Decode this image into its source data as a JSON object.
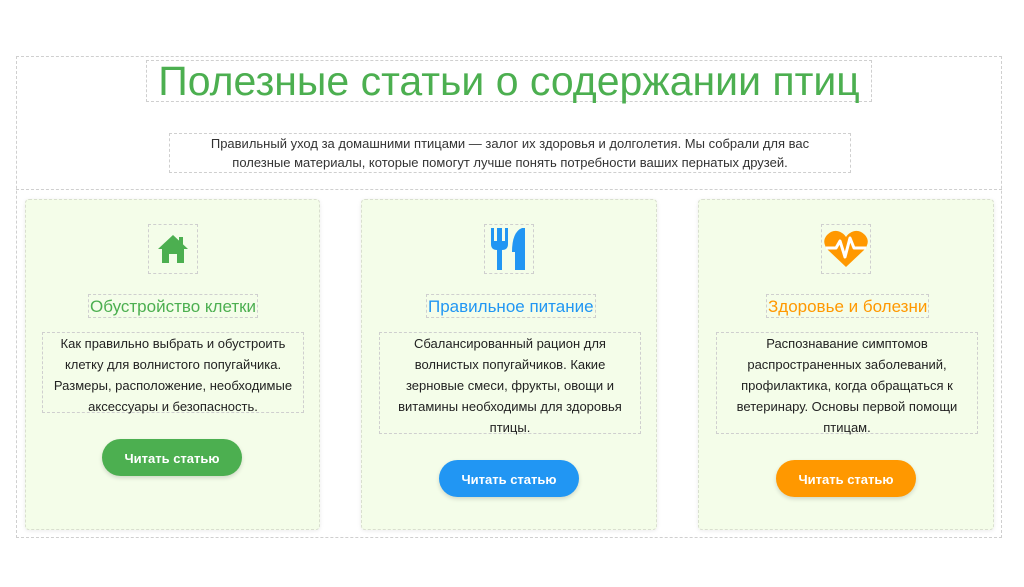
{
  "header": {
    "title": "Полезные статьи о содержании птиц",
    "intro_line1": "Правильный уход за домашними птицами — залог их здоровья и долголетия. Мы собрали для вас",
    "intro_line2": "полезные материалы, которые помогут лучше понять потребности ваших пернатых друзей."
  },
  "cards": [
    {
      "icon": "home-icon",
      "title": "Обустройство клетки",
      "text": [
        "Как правильно выбрать и обустроить",
        "клетку для волнистого попугайчика.",
        "Размеры, расположение, необходимые",
        "аксессуары и безопасность."
      ],
      "button": "Читать статью",
      "color": "#4caf50"
    },
    {
      "icon": "utensils-icon",
      "title": "Правильное питание",
      "text": [
        "Сбалансированный рацион для",
        "волнистых попугайчиков. Какие",
        "зерновые смеси, фрукты, овощи и",
        "витамины необходимы для здоровья",
        "птицы."
      ],
      "button": "Читать статью",
      "color": "#2196f3"
    },
    {
      "icon": "heartbeat-icon",
      "title": "Здоровье и болезни",
      "text": [
        "Распознавание симптомов",
        "распространенных заболеваний,",
        "профилактика, когда обращаться к",
        "ветеринару. Основы первой помощи",
        "птицам."
      ],
      "button": "Читать статью",
      "color": "#ff9800"
    }
  ]
}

==================================================

> AIM OF THE TASK
Each line of the data should be quoted exactly, with pictures left out.

> CORRECT OUTPUT
Decode this image into its source data as a JSON object.
{
  "header": {
    "title": "Полезные статьи о содержании птиц",
    "intro_line1": "Правильный уход за домашними птицами — залог их здоровья и долголетия. Мы собрали для вас",
    "intro_line2": "полезные материалы, которые помогут лучше понять потребности ваших пернатых друзей."
  },
  "cards": [
    {
      "icon": "home-icon",
      "title": "Обустройство клетки",
      "text": [
        "Как правильно выбрать и обустроить",
        "клетку для волнистого попугайчика.",
        "Размеры, расположение, необходимые",
        "аксессуары и безопасность."
      ],
      "button": "Читать статью",
      "color": "#4caf50"
    },
    {
      "icon": "utensils-icon",
      "title": "Правильное питание",
      "text": [
        "Сбалансированный рацион для",
        "волнистых попугайчиков. Какие",
        "зерновые смеси, фрукты, овощи и",
        "витамины необходимы для здоровья",
        "птицы."
      ],
      "button": "Читать статью",
      "color": "#2196f3"
    },
    {
      "icon": "heartbeat-icon",
      "title": "Здоровье и болезни",
      "text": [
        "Распознавание симптомов",
        "распространенных заболеваний,",
        "профилактика, когда обращаться к",
        "ветеринару. Основы первой помощи",
        "птицам."
      ],
      "button": "Читать статью",
      "color": "#ff9800"
    }
  ]
}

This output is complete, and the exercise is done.